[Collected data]
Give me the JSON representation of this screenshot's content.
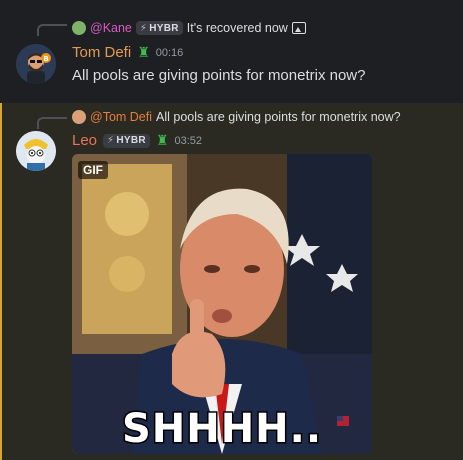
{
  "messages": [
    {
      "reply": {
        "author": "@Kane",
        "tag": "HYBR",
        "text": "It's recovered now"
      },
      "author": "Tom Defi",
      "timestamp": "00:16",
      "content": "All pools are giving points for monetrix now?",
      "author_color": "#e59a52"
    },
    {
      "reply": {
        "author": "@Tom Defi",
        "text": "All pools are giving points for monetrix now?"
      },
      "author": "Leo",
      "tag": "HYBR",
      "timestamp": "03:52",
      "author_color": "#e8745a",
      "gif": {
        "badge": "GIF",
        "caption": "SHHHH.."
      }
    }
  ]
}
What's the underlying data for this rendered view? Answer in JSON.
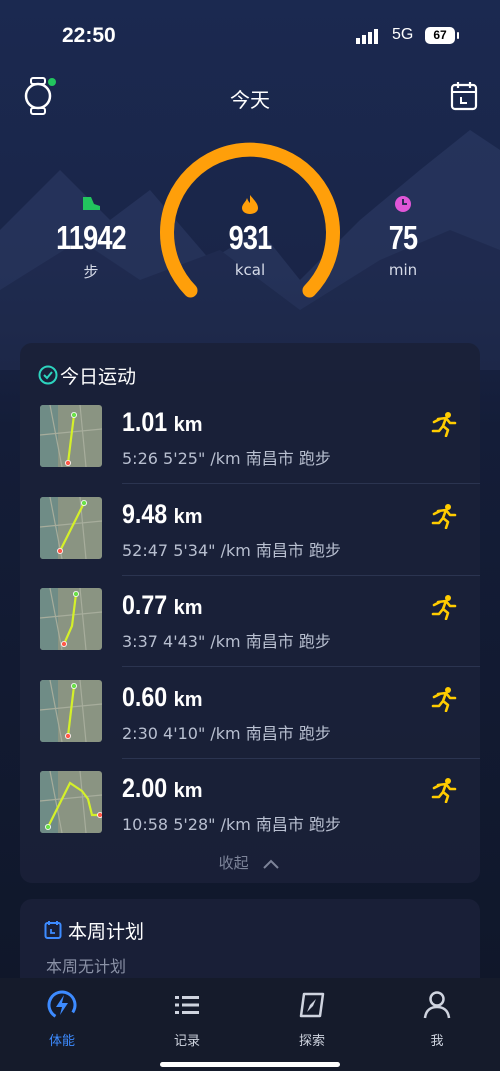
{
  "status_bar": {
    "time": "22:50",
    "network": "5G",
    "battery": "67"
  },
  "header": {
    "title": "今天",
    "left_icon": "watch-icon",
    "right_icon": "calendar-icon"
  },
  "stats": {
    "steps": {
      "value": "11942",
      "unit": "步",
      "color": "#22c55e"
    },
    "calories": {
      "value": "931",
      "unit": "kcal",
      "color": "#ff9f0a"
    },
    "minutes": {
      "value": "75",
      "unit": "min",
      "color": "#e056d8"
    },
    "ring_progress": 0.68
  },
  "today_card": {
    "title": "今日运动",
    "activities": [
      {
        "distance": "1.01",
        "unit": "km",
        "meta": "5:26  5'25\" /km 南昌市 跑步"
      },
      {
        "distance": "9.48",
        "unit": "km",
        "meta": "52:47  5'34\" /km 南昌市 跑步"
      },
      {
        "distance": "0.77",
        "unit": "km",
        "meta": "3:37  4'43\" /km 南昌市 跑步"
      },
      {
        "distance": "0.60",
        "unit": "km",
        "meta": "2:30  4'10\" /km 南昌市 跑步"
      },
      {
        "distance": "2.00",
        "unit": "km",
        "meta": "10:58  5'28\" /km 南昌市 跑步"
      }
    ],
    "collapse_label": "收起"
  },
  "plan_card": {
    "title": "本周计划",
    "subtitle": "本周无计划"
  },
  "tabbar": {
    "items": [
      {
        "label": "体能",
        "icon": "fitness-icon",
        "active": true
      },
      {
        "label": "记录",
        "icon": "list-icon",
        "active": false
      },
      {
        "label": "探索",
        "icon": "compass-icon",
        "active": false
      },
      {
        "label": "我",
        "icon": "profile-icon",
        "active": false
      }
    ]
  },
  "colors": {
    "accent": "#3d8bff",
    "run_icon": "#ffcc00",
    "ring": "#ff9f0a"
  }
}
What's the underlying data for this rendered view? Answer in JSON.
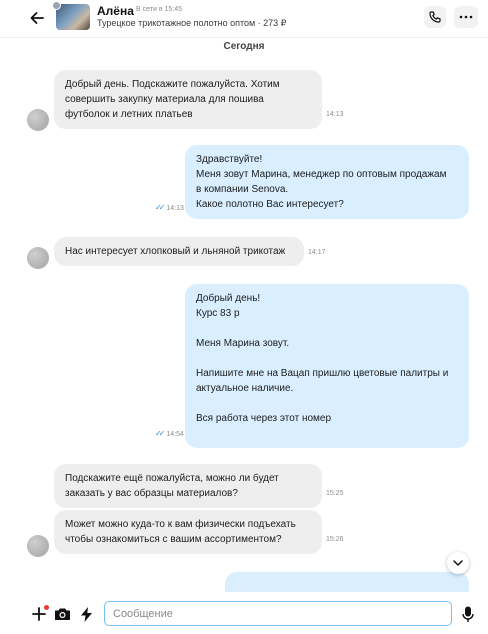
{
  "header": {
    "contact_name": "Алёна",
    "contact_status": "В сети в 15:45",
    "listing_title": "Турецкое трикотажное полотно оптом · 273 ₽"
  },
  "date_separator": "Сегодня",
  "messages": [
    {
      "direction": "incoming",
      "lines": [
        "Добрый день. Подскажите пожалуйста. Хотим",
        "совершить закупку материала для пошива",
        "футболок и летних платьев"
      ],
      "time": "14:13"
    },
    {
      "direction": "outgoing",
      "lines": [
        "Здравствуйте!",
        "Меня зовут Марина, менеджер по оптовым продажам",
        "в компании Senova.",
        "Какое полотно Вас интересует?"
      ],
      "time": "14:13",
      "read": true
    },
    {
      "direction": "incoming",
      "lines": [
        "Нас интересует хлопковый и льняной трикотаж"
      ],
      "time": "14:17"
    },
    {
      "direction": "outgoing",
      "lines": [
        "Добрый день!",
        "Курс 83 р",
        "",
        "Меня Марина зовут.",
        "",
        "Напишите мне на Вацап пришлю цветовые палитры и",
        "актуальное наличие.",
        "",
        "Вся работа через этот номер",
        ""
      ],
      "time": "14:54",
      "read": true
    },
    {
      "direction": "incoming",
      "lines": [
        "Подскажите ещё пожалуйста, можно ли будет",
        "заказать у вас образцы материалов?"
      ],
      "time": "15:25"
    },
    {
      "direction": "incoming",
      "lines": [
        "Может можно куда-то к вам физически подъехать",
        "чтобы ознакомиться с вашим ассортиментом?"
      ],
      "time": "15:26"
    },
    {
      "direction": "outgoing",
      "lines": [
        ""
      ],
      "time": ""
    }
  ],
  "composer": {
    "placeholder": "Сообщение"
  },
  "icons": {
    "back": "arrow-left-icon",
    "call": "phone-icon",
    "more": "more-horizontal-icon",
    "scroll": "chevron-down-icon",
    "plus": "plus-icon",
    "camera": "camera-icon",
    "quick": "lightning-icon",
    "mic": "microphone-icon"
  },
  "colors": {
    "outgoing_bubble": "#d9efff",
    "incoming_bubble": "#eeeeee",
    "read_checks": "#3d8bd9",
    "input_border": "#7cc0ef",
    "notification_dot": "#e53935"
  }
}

#### TASK STATEMENT:
Each line above is to be copied verbatim. Drop any image from the copy.

#### COMPLETED EXERCISE:
Give me the JSON representation of this screenshot's content.
{
  "messages": [
    {
      "reply": {
        "author": "@Kane",
        "tag": "HYBR",
        "text": "It's recovered now"
      },
      "author": "Tom Defi",
      "timestamp": "00:16",
      "content": "All pools are giving points for monetrix now?",
      "author_color": "#e59a52"
    },
    {
      "reply": {
        "author": "@Tom Defi",
        "text": "All pools are giving points for monetrix now?"
      },
      "author": "Leo",
      "tag": "HYBR",
      "timestamp": "03:52",
      "author_color": "#e8745a",
      "gif": {
        "badge": "GIF",
        "caption": "SHHHH.."
      }
    }
  ]
}
What's the underlying data for this rendered view? Answer in JSON.
{
  "status_bar": {
    "time": "22:50",
    "network": "5G",
    "battery": "67"
  },
  "header": {
    "title": "今天",
    "left_icon": "watch-icon",
    "right_icon": "calendar-icon"
  },
  "stats": {
    "steps": {
      "value": "11942",
      "unit": "步",
      "color": "#22c55e"
    },
    "calories": {
      "value": "931",
      "unit": "kcal",
      "color": "#ff9f0a"
    },
    "minutes": {
      "value": "75",
      "unit": "min",
      "color": "#e056d8"
    },
    "ring_progress": 0.68
  },
  "today_card": {
    "title": "今日运动",
    "activities": [
      {
        "distance": "1.01",
        "unit": "km",
        "meta": "5:26  5'25\" /km 南昌市 跑步"
      },
      {
        "distance": "9.48",
        "unit": "km",
        "meta": "52:47  5'34\" /km 南昌市 跑步"
      },
      {
        "distance": "0.77",
        "unit": "km",
        "meta": "3:37  4'43\" /km 南昌市 跑步"
      },
      {
        "distance": "0.60",
        "unit": "km",
        "meta": "2:30  4'10\" /km 南昌市 跑步"
      },
      {
        "distance": "2.00",
        "unit": "km",
        "meta": "10:58  5'28\" /km 南昌市 跑步"
      }
    ],
    "collapse_label": "收起"
  },
  "plan_card": {
    "title": "本周计划",
    "subtitle": "本周无计划"
  },
  "tabbar": {
    "items": [
      {
        "label": "体能",
        "icon": "fitness-icon",
        "active": true
      },
      {
        "label": "记录",
        "icon": "list-icon",
        "active": false
      },
      {
        "label": "探索",
        "icon": "compass-icon",
        "active": false
      },
      {
        "label": "我",
        "icon": "profile-icon",
        "active": false
      }
    ]
  },
  "colors": {
    "accent": "#3d8bff",
    "run_icon": "#ffcc00",
    "ring": "#ff9f0a"
  }
}
What's the underlying data for this rendered view? Answer in JSON.
{
  "header": {
    "contact_name": "Алёна",
    "contact_status": "В сети в 15:45",
    "listing_title": "Турецкое трикотажное полотно оптом · 273 ₽"
  },
  "date_separator": "Сегодня",
  "messages": [
    {
      "direction": "incoming",
      "lines": [
        "Добрый день. Подскажите пожалуйста. Хотим",
        "совершить закупку материала для пошива",
        "футболок и летних платьев"
      ],
      "time": "14:13"
    },
    {
      "direction": "outgoing",
      "lines": [
        "Здравствуйте!",
        "Меня зовут Марина, менеджер по оптовым продажам",
        "в компании Senova.",
        "Какое полотно Вас интересует?"
      ],
      "time": "14:13",
      "read": true
    },
    {
      "direction": "incoming",
      "lines": [
        "Нас интересует хлопковый и льняной трикотаж"
      ],
      "time": "14:17"
    },
    {
      "direction": "outgoing",
      "lines": [
        "Добрый день!",
        "Курс 83 р",
        "",
        "Меня Марина зовут.",
        "",
        "Напишите мне на Вацап пришлю цветовые палитры и",
        "актуальное наличие.",
        "",
        "Вся работа через этот номер",
        ""
      ],
      "time": "14:54",
      "read": true
    },
    {
      "direction": "incoming",
      "lines": [
        "Подскажите ещё пожалуйста, можно ли будет",
        "заказать у вас образцы материалов?"
      ],
      "time": "15:25"
    },
    {
      "direction": "incoming",
      "lines": [
        "Может можно куда-то к вам физически подъехать",
        "чтобы ознакомиться с вашим ассортиментом?"
      ],
      "time": "15:26"
    },
    {
      "direction": "outgoing",
      "lines": [
        ""
      ],
      "time": ""
    }
  ],
  "composer": {
    "placeholder": "Сообщение"
  },
  "icons": {
    "back": "arrow-left-icon",
    "call": "phone-icon",
    "more": "more-horizontal-icon",
    "scroll": "chevron-down-icon",
    "plus": "plus-icon",
    "camera": "camera-icon",
    "quick": "lightning-icon",
    "mic": "microphone-icon"
  },
  "colors": {
    "outgoing_bubble": "#d9efff",
    "incoming_bubble": "#eeeeee",
    "read_checks": "#3d8bd9",
    "input_border": "#7cc0ef",
    "notification_dot": "#e53935"
  }
}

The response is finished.